**SET TASK A:** In the rows, edit the part that runs from the start of the rows through the line containing "glossary-entry-high-risk-position: [188, 147, 1207, 327]", replacing "entry-term" with "term-label" and leaving everything else unchanged.

ASSIGNMENT AND ASSUMPTION

This Assignment and Assumption (the “Assignment and Assumption”) is dated as of the Effective Date set forth below and is entered into by and between                              (the “Assignor”) and U.S. BANK NATIONAL ASSOCIATION (the “Assignee”). Capitalized terms used but not defined herein shall have the meanings given to them in the Amended and Restated Master Repurchase Agreement identified below (as amended, the “Repurchase Agreement”), receipt of a copy of which is hereby acknowledged by the Assignee. The Standard Terms and Conditions set forth in Annex 1 attached hereto are hereby agreed to and incorporated herein by reference and made a part of this Assignment and Assumption as if set forth herein in full.

Upon receipt by Assignor of the consideration described in Schedule 1 hereto, the Assignor hereby irrevocably sells and assigns to the Assignee, and the Assignee hereby irrevocably purchases and assumes from the Assignor, subject to and in accordance with the Standard Terms and Conditions and the Repurchase Agreement, as of the Effective Date inserted by the Administrative Agent as contemplated below, (i) all of the Assignor’s rights and obligations in its capacity as a Buyer under the Repurchase Agreement and any other documents or instruments delivered pursuant thereto to the extent related to the amount and percentage interest identified below of all of such outstanding rights and obligations of the Assignor under the respective facilities identified below (including any letters of credit, guarantees, and Swing Line Transactions included in such facilities) and (ii) to the extent permitted to be assigned under applicable law, all claims, suits, causes of action and any other right of the Assignor (in its capacity as a Buyer) against any Person, whether known or unknown, arising under or in connection with the Repurchase Agreement, any other documents or instruments delivered pursuant thereto or the Transactions governed thereby or in any way based on or related to any of the foregoing, including Purchased Loans, contract claims, tort claims, malpractice claims, statutory claims and all other claims at law or in equity related to the undivided ownership interest in Purchased Loans and the other rights and obligations sold and assigned pursuant to clause (i) above (the undivided ownership interest in Purchased Loans and all other rights and obligations sold and assigned pursuant to clauses (i) and (ii) above being referred to herein collectively as the “Assigned Interest”). Such sale and assignment is without recourse to the Assignor and, except as expressly provided in this Assignment and Assumption, without representation or warranty by the Assignor.

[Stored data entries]

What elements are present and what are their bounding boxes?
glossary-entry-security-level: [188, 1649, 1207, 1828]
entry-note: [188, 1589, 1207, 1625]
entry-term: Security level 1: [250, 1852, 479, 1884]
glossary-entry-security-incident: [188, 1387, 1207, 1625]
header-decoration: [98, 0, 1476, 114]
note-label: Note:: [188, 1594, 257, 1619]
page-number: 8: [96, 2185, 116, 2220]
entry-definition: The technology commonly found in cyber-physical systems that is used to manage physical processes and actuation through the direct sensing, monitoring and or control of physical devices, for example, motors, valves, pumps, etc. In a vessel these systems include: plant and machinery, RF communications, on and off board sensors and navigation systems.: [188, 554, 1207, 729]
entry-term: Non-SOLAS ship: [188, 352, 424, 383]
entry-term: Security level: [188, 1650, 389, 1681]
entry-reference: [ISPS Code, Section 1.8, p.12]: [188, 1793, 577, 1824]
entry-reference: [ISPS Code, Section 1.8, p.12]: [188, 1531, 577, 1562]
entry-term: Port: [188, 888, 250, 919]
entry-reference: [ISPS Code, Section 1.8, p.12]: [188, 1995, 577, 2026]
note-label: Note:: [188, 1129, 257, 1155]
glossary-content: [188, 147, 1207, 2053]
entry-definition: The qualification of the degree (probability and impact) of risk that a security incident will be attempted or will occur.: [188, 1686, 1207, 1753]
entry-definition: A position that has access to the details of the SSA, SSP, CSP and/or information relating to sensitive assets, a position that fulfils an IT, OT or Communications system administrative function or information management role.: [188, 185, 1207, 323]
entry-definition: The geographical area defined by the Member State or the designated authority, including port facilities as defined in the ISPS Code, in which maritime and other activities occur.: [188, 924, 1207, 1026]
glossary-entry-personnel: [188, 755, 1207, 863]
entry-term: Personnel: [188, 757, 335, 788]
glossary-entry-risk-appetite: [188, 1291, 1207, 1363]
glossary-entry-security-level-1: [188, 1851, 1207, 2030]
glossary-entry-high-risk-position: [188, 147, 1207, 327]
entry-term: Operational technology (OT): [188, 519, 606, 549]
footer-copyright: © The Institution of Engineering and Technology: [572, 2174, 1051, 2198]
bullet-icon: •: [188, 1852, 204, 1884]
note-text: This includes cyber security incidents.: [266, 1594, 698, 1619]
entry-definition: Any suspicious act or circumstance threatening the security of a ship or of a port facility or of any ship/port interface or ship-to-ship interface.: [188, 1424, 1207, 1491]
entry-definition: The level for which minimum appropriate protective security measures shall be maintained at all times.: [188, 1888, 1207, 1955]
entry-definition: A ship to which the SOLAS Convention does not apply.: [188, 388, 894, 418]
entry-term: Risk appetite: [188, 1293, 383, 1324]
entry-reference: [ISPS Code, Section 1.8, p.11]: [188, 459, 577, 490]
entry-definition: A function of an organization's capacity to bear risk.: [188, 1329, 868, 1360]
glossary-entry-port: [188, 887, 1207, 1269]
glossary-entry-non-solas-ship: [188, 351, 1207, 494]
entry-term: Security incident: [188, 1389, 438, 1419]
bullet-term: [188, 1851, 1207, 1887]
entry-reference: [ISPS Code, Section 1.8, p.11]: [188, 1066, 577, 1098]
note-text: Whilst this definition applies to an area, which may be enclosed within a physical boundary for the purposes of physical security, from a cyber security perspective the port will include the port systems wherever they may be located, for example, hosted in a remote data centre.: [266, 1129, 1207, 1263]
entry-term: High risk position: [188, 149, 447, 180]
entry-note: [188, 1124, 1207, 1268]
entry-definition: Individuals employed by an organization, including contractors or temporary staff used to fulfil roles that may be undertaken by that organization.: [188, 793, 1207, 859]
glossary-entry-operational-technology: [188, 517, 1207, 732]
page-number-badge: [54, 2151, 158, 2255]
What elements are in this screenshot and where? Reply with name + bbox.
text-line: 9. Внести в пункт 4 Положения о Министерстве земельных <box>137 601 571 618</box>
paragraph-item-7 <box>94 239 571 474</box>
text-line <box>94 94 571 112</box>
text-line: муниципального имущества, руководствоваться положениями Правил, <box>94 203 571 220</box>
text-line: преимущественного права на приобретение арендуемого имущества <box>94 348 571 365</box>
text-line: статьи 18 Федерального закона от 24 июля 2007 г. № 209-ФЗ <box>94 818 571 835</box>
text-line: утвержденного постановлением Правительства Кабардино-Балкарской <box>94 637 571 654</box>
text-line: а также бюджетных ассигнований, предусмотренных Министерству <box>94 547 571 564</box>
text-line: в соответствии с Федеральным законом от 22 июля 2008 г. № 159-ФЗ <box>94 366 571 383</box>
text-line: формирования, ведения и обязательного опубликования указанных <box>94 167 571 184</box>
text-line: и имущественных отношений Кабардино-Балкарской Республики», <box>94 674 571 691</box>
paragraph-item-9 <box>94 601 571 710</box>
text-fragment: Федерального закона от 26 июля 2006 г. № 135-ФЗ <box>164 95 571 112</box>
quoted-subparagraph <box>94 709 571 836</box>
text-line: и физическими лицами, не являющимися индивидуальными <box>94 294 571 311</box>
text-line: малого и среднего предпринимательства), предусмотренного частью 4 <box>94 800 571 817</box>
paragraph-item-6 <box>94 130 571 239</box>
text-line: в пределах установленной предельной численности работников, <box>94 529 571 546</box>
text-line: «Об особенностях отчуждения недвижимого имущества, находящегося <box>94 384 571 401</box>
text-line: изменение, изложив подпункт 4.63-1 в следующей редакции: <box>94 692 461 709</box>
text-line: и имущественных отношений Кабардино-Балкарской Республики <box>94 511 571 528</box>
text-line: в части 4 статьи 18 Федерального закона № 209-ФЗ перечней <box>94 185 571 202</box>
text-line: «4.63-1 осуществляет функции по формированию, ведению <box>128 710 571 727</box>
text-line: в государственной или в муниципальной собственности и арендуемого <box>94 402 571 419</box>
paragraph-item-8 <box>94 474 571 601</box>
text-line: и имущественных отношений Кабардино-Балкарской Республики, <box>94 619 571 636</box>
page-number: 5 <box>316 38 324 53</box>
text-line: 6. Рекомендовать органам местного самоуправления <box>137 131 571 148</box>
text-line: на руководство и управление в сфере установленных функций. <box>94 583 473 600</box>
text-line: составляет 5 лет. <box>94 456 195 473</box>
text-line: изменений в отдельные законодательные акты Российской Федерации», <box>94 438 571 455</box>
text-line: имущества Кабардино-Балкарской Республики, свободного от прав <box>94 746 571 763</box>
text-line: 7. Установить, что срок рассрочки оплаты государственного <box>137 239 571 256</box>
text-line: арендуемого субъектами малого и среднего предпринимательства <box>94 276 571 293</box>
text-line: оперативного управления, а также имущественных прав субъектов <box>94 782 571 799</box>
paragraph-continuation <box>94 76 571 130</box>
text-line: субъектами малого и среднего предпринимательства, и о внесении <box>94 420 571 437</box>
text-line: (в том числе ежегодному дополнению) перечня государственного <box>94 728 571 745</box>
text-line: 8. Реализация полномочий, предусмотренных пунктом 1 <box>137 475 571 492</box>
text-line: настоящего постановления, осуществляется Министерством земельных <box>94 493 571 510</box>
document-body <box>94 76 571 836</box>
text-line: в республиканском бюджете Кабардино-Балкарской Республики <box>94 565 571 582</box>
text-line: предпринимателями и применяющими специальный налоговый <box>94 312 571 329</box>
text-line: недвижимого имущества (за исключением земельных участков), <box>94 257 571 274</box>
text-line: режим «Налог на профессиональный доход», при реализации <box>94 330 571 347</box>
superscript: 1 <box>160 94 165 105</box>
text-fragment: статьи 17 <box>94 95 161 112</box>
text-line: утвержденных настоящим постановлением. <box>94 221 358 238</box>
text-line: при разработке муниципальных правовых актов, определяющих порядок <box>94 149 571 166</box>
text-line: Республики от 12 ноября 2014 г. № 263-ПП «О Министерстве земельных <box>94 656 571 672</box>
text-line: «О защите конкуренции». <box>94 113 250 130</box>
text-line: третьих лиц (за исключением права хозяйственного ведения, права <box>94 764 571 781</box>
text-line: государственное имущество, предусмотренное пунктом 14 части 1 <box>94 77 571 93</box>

**SET TASK B:** Who is named as the Assignee in the assignment and assumption text?

**FULL SOLUTION A:**
What elements are present and what are their bounding boxes?
glossary-entry-security-level: [188, 1649, 1207, 1828]
entry-note: [188, 1589, 1207, 1625]
term-label: Security level 1: [250, 1852, 479, 1884]
glossary-entry-security-incident: [188, 1387, 1207, 1625]
header-decoration: [98, 0, 1476, 114]
note-label: Note:: [188, 1594, 257, 1619]
page-number: 8: [96, 2185, 116, 2220]
entry-definition: The technology commonly found in cyber-physical systems that is used to manage physical processes and actuation through the direct sensing, monitoring and or control of physical devices, for example, motors, valves, pumps, etc. In a vessel these systems include: plant and machinery, RF communications, on and off board sensors and navigation systems.: [188, 554, 1207, 729]
term-label: Non-SOLAS ship: [188, 352, 424, 383]
term-label: Security level: [188, 1650, 389, 1681]
entry-reference: [ISPS Code, Section 1.8, p.12]: [188, 1793, 577, 1824]
entry-reference: [ISPS Code, Section 1.8, p.12]: [188, 1531, 577, 1562]
term-label: Port: [188, 888, 250, 919]
entry-reference: [ISPS Code, Section 1.8, p.12]: [188, 1995, 577, 2026]
note-label: Note:: [188, 1129, 257, 1155]
glossary-content: [188, 147, 1207, 2053]
entry-definition: The qualification of the degree (probability and impact) of risk that a security incident will be attempted or will occur.: [188, 1686, 1207, 1753]
entry-definition: A position that has access to the details of the SSA, SSP, CSP and/or information relating to sensitive assets, a position that fulfils an IT, OT or Communications system administrative function or information management role.: [188, 185, 1207, 323]
entry-definition: The geographical area defined by the Member State or the designated authority, including port facilities as defined in the ISPS Code, in which maritime and other activities occur.: [188, 924, 1207, 1026]
glossary-entry-personnel: [188, 755, 1207, 863]
term-label: Personnel: [188, 757, 335, 788]
glossary-entry-risk-appetite: [188, 1291, 1207, 1363]
glossary-entry-security-level-1: [188, 1851, 1207, 2030]
glossary-entry-high-risk-position: [188, 147, 1207, 327]

**FULL SOLUTION B:** U.S. Bank National Association is the Assignee.